▶ _WHAT TO DO_
Scan the records below. List lines holding "values".

** BEGIN ENTRIES **

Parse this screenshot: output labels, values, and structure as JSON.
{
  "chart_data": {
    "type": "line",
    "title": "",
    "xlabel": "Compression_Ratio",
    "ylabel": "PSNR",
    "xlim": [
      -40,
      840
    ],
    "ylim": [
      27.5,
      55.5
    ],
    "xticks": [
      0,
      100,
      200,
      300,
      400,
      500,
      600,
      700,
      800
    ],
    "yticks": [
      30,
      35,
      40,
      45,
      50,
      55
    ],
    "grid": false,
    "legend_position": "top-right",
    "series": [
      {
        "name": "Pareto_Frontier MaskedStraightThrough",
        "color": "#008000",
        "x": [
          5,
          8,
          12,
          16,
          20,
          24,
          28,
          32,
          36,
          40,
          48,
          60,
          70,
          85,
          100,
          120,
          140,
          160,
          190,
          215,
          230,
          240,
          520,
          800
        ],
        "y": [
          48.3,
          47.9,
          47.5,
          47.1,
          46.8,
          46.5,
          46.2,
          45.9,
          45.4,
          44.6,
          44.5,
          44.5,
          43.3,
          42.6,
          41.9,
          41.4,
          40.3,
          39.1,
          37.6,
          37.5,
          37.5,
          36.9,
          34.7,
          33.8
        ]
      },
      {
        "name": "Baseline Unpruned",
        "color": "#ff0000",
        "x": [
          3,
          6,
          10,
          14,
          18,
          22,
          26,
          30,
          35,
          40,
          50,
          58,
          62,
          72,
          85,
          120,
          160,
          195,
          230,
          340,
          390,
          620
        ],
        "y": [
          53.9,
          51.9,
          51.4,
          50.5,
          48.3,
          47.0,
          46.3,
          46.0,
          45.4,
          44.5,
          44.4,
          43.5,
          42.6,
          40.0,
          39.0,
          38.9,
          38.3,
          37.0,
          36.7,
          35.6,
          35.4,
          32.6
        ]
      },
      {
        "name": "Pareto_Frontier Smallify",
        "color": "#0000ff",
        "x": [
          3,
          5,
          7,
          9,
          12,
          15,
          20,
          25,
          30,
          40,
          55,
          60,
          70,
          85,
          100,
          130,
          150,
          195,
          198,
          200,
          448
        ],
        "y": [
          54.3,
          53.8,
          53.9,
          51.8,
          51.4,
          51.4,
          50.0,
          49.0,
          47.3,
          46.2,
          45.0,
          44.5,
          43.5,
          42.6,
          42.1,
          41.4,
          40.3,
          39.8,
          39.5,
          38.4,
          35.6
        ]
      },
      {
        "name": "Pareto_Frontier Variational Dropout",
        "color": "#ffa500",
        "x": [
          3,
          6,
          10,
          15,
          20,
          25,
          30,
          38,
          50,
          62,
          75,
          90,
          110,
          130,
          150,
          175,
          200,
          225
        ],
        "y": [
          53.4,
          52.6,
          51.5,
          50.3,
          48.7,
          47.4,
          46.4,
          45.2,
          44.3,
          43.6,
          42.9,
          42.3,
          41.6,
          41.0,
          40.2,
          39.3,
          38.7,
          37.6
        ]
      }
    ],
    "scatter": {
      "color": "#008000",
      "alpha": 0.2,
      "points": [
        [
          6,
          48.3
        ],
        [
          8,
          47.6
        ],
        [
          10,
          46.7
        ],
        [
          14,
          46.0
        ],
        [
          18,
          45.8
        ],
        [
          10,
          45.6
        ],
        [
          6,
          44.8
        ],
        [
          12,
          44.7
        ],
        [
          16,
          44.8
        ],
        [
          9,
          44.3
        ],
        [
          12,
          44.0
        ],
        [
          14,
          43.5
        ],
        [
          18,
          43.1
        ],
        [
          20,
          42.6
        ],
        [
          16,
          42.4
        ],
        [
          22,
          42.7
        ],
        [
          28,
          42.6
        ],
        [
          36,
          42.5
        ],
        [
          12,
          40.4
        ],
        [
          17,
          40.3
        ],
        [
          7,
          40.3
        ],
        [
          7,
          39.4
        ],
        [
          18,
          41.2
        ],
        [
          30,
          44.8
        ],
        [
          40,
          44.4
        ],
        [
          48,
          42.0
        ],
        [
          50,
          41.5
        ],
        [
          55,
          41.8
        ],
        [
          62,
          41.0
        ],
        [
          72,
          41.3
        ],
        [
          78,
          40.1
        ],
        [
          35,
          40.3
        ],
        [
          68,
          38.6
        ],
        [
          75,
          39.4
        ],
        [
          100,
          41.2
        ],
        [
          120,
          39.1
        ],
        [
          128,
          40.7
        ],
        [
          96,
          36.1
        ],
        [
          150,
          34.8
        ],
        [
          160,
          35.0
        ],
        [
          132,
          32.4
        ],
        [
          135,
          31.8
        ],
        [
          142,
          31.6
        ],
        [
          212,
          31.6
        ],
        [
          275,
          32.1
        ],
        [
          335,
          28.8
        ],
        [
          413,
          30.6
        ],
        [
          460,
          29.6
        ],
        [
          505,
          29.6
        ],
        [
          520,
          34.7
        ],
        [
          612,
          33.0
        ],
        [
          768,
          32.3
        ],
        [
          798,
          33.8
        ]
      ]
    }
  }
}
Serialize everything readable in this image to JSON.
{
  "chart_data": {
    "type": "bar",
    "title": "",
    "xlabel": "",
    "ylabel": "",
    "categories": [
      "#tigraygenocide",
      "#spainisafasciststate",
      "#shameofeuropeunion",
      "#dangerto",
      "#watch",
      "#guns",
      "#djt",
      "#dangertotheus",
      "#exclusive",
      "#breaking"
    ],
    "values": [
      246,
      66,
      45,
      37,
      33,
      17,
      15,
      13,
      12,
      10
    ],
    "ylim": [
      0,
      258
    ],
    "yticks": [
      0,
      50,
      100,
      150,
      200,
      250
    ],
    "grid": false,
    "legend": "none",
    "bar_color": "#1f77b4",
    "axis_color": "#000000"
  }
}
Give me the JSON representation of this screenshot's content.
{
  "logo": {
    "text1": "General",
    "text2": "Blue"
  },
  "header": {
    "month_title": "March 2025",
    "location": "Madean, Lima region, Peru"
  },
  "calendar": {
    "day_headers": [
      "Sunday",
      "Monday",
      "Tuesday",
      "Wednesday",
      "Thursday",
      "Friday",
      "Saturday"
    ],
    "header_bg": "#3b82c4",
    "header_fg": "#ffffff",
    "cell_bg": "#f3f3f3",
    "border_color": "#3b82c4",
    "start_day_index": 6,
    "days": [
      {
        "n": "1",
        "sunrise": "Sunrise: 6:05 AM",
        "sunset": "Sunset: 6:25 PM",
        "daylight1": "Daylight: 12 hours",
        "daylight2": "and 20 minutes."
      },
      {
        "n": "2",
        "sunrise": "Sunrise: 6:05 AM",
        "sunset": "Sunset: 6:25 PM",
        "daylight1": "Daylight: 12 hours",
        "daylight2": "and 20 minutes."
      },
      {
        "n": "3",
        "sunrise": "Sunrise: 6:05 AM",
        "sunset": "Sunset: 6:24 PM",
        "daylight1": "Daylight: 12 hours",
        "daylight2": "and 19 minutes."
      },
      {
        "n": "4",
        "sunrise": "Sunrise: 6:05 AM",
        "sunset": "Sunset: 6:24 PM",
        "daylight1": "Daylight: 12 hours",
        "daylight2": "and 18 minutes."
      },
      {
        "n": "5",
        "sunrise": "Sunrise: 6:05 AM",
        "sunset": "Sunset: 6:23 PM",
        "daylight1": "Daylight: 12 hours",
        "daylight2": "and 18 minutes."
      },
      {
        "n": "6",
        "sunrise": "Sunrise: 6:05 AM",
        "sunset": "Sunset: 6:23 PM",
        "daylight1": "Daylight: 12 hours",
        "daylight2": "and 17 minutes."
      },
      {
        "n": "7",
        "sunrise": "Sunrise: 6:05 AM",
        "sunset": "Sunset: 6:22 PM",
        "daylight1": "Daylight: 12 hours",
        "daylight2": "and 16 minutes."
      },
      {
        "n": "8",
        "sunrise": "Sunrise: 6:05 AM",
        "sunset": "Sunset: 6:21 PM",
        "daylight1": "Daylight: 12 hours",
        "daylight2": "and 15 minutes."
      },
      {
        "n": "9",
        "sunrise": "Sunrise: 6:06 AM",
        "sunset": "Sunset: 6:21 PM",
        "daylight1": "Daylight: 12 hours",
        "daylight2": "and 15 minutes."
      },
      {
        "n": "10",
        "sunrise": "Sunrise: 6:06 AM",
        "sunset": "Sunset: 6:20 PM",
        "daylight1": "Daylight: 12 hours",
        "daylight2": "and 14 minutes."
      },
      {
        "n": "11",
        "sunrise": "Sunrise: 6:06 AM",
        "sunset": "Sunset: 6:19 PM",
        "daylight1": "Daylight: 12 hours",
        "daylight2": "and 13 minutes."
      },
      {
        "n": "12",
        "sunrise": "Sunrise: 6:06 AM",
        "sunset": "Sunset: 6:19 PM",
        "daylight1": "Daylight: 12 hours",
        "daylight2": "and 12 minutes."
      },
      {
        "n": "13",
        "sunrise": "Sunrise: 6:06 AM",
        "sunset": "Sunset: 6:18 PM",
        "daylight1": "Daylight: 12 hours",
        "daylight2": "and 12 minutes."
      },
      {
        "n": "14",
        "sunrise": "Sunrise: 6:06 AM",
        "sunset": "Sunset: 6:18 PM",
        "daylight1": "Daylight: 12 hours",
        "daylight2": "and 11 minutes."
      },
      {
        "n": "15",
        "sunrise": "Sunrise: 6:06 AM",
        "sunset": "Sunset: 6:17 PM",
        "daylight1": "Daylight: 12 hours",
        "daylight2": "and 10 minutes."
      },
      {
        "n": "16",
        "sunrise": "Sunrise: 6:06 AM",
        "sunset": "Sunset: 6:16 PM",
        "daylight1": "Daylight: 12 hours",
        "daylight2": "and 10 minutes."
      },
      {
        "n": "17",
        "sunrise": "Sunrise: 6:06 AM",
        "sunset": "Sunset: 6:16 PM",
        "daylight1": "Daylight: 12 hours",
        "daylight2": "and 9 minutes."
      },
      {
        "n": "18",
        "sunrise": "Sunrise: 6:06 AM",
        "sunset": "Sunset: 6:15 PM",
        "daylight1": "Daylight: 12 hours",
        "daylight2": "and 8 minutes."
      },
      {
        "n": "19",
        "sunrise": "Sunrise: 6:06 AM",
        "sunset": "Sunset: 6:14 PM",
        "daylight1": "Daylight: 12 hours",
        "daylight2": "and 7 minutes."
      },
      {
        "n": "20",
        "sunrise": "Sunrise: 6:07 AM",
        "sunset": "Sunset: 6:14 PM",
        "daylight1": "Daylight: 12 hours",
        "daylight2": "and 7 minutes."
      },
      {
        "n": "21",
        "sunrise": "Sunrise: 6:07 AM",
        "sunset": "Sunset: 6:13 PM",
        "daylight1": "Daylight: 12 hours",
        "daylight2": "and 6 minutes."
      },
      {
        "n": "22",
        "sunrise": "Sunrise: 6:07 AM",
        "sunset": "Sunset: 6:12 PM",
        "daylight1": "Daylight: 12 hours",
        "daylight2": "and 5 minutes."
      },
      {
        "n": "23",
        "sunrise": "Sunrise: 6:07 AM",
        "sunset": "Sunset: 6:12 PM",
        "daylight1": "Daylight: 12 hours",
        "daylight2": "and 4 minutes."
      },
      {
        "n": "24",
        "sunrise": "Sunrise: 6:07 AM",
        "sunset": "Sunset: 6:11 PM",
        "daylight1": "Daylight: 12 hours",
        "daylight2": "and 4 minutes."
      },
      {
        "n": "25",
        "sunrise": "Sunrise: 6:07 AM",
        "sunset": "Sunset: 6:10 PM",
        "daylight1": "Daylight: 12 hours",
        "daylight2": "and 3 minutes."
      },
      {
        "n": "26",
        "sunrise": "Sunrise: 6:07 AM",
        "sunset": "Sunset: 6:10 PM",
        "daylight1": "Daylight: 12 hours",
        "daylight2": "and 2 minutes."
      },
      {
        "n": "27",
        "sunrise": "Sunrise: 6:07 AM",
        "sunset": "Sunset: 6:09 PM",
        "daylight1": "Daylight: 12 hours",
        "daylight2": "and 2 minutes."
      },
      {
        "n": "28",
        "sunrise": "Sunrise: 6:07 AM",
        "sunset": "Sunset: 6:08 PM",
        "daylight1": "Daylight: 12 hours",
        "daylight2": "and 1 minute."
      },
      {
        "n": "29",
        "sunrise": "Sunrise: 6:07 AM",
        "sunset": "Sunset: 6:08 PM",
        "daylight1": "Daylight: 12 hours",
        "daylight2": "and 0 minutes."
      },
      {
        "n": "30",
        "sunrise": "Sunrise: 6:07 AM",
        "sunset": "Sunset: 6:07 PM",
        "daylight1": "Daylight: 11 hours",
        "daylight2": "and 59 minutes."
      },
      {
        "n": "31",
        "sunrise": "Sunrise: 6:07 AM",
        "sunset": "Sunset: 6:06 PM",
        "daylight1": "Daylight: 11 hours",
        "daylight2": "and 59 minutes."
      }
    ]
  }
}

** END ENTRIES **

▶ _REPLY_
Parse this screenshot: output labels, values, and structure as JSON.
    "values": [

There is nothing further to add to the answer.